### WHAT NEEDS TO BE DONE
Lift every line from the entries that includes the word "Kenya".

(A run of records)
* BEGIN *

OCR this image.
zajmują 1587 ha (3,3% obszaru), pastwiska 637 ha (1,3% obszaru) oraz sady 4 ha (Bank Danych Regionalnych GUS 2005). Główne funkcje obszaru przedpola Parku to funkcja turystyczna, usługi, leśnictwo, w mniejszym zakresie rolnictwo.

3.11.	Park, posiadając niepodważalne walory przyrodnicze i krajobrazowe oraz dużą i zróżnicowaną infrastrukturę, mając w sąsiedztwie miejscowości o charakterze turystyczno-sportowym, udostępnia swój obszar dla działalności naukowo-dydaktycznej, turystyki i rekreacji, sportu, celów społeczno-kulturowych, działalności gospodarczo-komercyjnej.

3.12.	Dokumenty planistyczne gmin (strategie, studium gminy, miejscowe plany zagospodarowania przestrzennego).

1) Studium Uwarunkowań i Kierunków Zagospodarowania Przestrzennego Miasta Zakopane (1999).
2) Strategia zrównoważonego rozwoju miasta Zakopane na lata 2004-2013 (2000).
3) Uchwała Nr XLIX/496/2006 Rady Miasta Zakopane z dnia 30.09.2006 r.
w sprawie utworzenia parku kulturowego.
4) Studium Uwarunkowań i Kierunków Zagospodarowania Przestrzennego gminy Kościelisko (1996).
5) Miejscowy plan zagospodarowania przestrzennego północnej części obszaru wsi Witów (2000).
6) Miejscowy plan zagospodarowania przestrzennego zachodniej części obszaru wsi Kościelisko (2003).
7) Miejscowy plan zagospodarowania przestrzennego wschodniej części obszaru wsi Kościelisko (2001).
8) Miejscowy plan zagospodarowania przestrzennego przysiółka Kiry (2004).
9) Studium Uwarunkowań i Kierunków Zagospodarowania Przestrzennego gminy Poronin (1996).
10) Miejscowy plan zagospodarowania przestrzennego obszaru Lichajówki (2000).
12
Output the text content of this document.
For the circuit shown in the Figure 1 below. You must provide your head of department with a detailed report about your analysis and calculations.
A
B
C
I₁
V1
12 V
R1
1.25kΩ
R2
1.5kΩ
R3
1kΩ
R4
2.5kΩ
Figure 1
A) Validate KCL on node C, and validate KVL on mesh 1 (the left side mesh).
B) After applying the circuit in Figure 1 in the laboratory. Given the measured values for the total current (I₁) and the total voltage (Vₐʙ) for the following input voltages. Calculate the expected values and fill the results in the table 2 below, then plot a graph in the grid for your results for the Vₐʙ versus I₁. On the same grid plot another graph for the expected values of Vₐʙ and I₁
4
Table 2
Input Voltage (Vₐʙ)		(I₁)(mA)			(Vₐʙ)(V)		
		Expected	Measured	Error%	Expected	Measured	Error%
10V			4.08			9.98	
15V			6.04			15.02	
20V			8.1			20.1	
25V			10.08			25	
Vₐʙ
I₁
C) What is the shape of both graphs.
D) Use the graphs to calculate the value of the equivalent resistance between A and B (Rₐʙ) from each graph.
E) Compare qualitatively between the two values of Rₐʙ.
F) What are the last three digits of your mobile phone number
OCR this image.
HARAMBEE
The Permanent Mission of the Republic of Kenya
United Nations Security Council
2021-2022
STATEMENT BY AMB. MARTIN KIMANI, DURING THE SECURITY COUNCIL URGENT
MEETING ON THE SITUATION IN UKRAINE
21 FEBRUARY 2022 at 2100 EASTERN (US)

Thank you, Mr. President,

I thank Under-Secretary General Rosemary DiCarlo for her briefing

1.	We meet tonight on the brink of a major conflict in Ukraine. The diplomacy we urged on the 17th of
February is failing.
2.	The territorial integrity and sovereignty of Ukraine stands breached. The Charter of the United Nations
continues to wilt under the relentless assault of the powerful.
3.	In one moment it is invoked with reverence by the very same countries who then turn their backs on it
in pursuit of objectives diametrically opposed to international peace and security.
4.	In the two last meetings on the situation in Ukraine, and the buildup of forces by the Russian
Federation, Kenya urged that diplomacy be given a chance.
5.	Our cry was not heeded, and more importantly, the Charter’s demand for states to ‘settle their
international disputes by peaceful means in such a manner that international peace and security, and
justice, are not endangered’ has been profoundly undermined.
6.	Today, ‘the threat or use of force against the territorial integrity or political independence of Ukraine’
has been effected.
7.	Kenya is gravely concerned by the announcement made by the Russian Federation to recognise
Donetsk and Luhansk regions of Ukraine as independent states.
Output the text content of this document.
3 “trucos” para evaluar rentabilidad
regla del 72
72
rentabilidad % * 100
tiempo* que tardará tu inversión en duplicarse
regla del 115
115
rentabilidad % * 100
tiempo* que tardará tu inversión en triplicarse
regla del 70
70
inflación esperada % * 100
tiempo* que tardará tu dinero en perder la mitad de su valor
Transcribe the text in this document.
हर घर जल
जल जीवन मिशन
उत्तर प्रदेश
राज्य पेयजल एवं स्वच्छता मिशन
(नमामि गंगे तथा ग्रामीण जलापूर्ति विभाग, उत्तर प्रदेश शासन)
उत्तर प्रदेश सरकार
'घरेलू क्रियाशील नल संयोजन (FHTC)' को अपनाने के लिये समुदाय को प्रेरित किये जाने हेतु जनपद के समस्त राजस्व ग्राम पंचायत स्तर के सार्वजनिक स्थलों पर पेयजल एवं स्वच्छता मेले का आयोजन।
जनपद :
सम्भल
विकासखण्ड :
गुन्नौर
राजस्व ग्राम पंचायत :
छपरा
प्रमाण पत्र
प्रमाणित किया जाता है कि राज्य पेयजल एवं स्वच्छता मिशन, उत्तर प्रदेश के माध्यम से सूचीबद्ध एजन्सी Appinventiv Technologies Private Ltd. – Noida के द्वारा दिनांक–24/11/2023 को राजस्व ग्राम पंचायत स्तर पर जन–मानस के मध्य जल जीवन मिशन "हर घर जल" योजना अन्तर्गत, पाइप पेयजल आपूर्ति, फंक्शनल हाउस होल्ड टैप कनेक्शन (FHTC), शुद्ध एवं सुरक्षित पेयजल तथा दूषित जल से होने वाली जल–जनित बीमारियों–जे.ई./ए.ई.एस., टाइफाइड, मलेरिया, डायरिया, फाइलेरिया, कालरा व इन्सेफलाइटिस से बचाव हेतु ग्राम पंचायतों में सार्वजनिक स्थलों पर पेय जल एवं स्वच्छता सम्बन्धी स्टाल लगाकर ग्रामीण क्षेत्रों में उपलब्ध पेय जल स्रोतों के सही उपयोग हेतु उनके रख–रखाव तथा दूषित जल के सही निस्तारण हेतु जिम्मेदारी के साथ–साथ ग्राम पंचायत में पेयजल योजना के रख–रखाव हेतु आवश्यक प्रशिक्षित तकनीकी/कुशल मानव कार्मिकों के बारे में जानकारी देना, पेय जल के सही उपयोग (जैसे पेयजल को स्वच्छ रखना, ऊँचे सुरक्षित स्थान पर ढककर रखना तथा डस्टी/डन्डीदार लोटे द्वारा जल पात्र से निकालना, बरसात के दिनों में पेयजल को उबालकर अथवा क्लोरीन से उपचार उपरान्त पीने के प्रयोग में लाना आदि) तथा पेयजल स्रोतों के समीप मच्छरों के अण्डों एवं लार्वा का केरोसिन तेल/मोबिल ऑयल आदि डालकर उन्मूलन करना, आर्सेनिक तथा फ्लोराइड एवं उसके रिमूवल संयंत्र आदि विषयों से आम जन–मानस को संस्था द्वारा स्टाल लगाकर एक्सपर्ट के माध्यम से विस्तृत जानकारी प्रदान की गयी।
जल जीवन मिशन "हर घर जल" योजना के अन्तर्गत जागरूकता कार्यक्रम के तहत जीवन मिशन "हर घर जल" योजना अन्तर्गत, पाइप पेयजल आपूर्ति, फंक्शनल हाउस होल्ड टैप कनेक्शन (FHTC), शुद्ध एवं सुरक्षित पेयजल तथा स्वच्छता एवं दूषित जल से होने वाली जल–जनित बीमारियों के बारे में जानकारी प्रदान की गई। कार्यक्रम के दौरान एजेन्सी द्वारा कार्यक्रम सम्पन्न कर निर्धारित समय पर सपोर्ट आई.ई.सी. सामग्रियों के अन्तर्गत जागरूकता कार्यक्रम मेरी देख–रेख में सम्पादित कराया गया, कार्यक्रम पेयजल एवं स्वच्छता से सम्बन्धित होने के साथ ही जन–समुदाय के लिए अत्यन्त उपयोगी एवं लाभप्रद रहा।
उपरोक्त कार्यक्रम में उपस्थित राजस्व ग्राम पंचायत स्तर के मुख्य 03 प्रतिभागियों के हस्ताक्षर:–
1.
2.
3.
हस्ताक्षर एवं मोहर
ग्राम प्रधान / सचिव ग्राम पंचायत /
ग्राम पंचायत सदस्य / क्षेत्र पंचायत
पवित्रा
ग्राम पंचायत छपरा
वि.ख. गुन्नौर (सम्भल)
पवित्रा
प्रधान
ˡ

* END *

### RESPONSE TO THIS TASK
The Permanent Mission of the Republic of Kenya
Federation, Kenya urged that diplomacy be given a chance.
7.	Kenya is gravely concerned by the announcement made by the Russian Federation to recognise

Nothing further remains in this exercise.